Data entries
───

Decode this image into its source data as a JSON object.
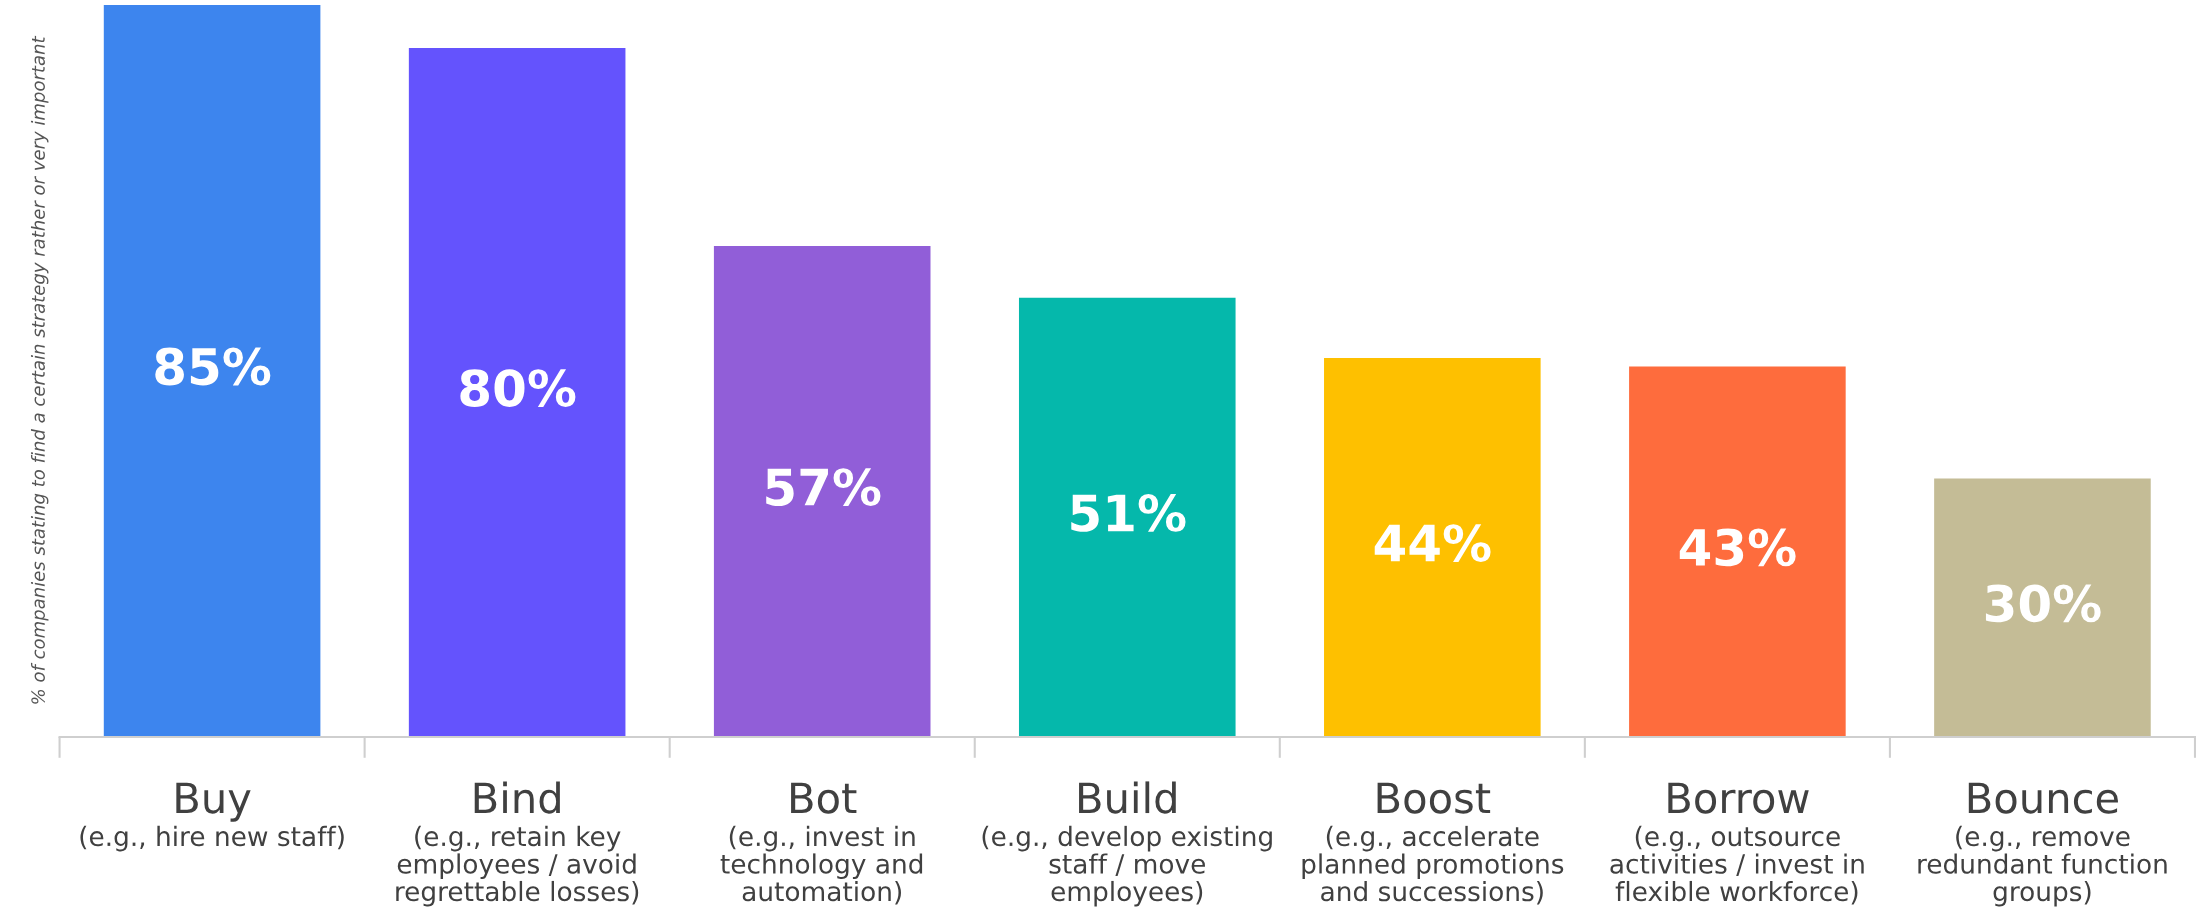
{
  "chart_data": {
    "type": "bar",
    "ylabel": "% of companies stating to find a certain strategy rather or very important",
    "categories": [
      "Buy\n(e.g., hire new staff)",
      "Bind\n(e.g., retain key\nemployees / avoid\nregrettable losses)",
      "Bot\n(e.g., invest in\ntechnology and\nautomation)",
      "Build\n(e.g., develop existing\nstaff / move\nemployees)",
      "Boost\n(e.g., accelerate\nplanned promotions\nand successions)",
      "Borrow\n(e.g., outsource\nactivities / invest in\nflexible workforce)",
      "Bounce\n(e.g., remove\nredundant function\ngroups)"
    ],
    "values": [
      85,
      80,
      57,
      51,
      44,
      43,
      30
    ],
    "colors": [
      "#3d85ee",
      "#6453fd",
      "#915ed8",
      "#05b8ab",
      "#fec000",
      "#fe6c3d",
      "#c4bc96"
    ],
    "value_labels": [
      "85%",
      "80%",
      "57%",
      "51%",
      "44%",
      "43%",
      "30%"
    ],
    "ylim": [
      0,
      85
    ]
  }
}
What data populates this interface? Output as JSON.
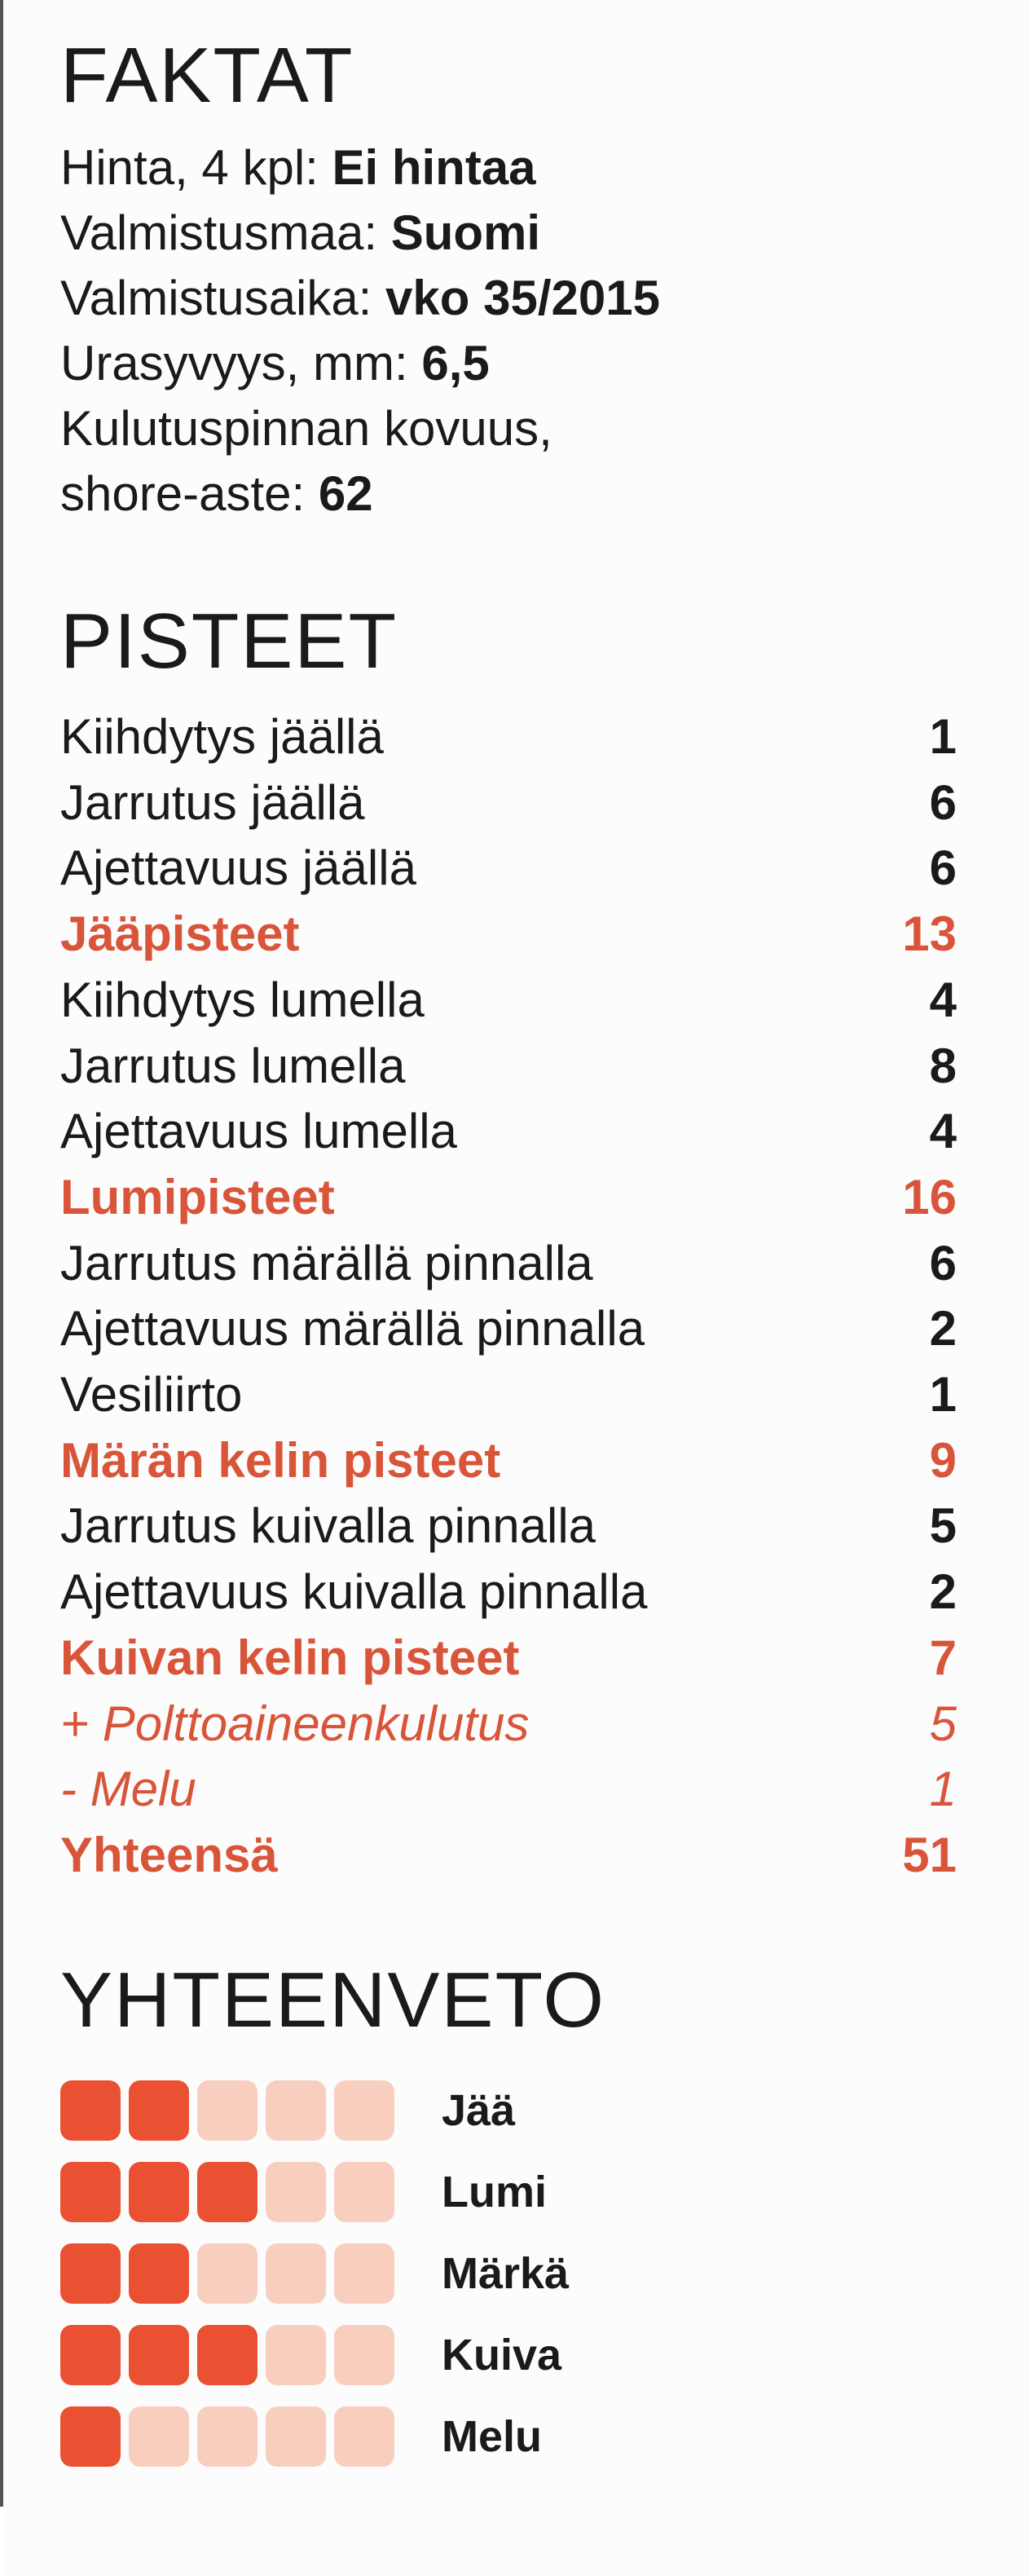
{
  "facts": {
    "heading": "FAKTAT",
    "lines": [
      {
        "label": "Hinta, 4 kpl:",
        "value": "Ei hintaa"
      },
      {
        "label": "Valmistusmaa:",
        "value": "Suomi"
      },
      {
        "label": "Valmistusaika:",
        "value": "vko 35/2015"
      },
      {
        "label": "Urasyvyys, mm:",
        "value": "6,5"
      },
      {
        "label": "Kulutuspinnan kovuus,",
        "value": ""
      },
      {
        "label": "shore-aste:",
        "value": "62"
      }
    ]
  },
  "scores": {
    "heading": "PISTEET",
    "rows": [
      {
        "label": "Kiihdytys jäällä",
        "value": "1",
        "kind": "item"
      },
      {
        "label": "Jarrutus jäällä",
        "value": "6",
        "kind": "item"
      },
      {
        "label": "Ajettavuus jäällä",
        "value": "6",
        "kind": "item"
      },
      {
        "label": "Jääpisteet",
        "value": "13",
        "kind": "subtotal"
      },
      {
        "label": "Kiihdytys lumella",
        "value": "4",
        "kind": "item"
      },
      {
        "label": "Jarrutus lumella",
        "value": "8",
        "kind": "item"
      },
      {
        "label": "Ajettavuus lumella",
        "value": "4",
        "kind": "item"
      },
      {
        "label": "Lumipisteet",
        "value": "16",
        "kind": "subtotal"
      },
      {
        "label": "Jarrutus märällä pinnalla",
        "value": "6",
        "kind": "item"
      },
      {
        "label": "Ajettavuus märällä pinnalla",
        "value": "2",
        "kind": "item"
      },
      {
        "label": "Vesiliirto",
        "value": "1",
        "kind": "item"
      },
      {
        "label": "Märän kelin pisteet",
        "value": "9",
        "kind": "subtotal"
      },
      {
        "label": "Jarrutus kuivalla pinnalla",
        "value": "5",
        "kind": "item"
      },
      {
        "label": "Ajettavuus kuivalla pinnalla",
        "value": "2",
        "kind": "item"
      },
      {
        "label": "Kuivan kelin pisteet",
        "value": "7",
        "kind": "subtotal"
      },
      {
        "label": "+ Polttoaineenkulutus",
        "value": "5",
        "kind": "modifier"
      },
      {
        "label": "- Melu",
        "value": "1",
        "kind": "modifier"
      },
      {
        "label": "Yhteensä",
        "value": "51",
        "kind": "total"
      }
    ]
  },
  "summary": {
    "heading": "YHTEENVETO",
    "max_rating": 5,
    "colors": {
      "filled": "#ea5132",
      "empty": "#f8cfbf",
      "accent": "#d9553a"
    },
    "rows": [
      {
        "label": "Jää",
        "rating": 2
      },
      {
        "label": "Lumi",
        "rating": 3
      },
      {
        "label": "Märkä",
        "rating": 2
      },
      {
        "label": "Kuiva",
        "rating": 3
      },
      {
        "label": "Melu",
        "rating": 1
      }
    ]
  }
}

───

◆ REQUIREMENT
Repeat all of the entries word for word, but omit the pictures.

◆ EXERCISE ANSWER
Decode this image into its source data as a JSON object.
{
  "chart_data": {
    "type": "bar",
    "ylabel": "% of companies stating to find a certain strategy rather or very important",
    "categories": [
      "Buy\n(e.g., hire new staff)",
      "Bind\n(e.g., retain key\nemployees / avoid\nregrettable losses)",
      "Bot\n(e.g., invest in\ntechnology and\nautomation)",
      "Build\n(e.g., develop existing\nstaff / move\nemployees)",
      "Boost\n(e.g., accelerate\nplanned promotions\nand successions)",
      "Borrow\n(e.g., outsource\nactivities / invest in\nflexible workforce)",
      "Bounce\n(e.g., remove\nredundant function\ngroups)"
    ],
    "values": [
      85,
      80,
      57,
      51,
      44,
      43,
      30
    ],
    "colors": [
      "#3d85ee",
      "#6453fd",
      "#915ed8",
      "#05b8ab",
      "#fec000",
      "#fe6c3d",
      "#c4bc96"
    ],
    "value_labels": [
      "85%",
      "80%",
      "57%",
      "51%",
      "44%",
      "43%",
      "30%"
    ],
    "ylim": [
      0,
      85
    ]
  }
}
What data populates this interface? Output as JSON.
{
  "facts": {
    "heading": "FAKTAT",
    "lines": [
      {
        "label": "Hinta, 4 kpl:",
        "value": "Ei hintaa"
      },
      {
        "label": "Valmistusmaa:",
        "value": "Suomi"
      },
      {
        "label": "Valmistusaika:",
        "value": "vko 35/2015"
      },
      {
        "label": "Urasyvyys, mm:",
        "value": "6,5"
      },
      {
        "label": "Kulutuspinnan kovuus,",
        "value": ""
      },
      {
        "label": "shore-aste:",
        "value": "62"
      }
    ]
  },
  "scores": {
    "heading": "PISTEET",
    "rows": [
      {
        "label": "Kiihdytys jäällä",
        "value": "1",
        "kind": "item"
      },
      {
        "label": "Jarrutus jäällä",
        "value": "6",
        "kind": "item"
      },
      {
        "label": "Ajettavuus jäällä",
        "value": "6",
        "kind": "item"
      },
      {
        "label": "Jääpisteet",
        "value": "13",
        "kind": "subtotal"
      },
      {
        "label": "Kiihdytys lumella",
        "value": "4",
        "kind": "item"
      },
      {
        "label": "Jarrutus lumella",
        "value": "8",
        "kind": "item"
      },
      {
        "label": "Ajettavuus lumella",
        "value": "4",
        "kind": "item"
      },
      {
        "label": "Lumipisteet",
        "value": "16",
        "kind": "subtotal"
      },
      {
        "label": "Jarrutus märällä pinnalla",
        "value": "6",
        "kind": "item"
      },
      {
        "label": "Ajettavuus märällä pinnalla",
        "value": "2",
        "kind": "item"
      },
      {
        "label": "Vesiliirto",
        "value": "1",
        "kind": "item"
      },
      {
        "label": "Märän kelin pisteet",
        "value": "9",
        "kind": "subtotal"
      },
      {
        "label": "Jarrutus kuivalla pinnalla",
        "value": "5",
        "kind": "item"
      },
      {
        "label": "Ajettavuus kuivalla pinnalla",
        "value": "2",
        "kind": "item"
      },
      {
        "label": "Kuivan kelin pisteet",
        "value": "7",
        "kind": "subtotal"
      },
      {
        "label": "+ Polttoaineenkulutus",
        "value": "5",
        "kind": "modifier"
      },
      {
        "label": "- Melu",
        "value": "1",
        "kind": "modifier"
      },
      {
        "label": "Yhteensä",
        "value": "51",
        "kind": "total"
      }
    ]
  },
  "summary": {
    "heading": "YHTEENVETO",
    "max_rating": 5,
    "colors": {
      "filled": "#ea5132",
      "empty": "#f8cfbf",
      "accent": "#d9553a"
    },
    "rows": [
      {
        "label": "Jää",
        "rating": 2
      },
      {
        "label": "Lumi",
        "rating": 3
      },
      {
        "label": "Märkä",
        "rating": 2
      },
      {
        "label": "Kuiva",
        "rating": 3
      },
      {
        "label": "Melu",
        "rating": 1
      }
    ]
  }
}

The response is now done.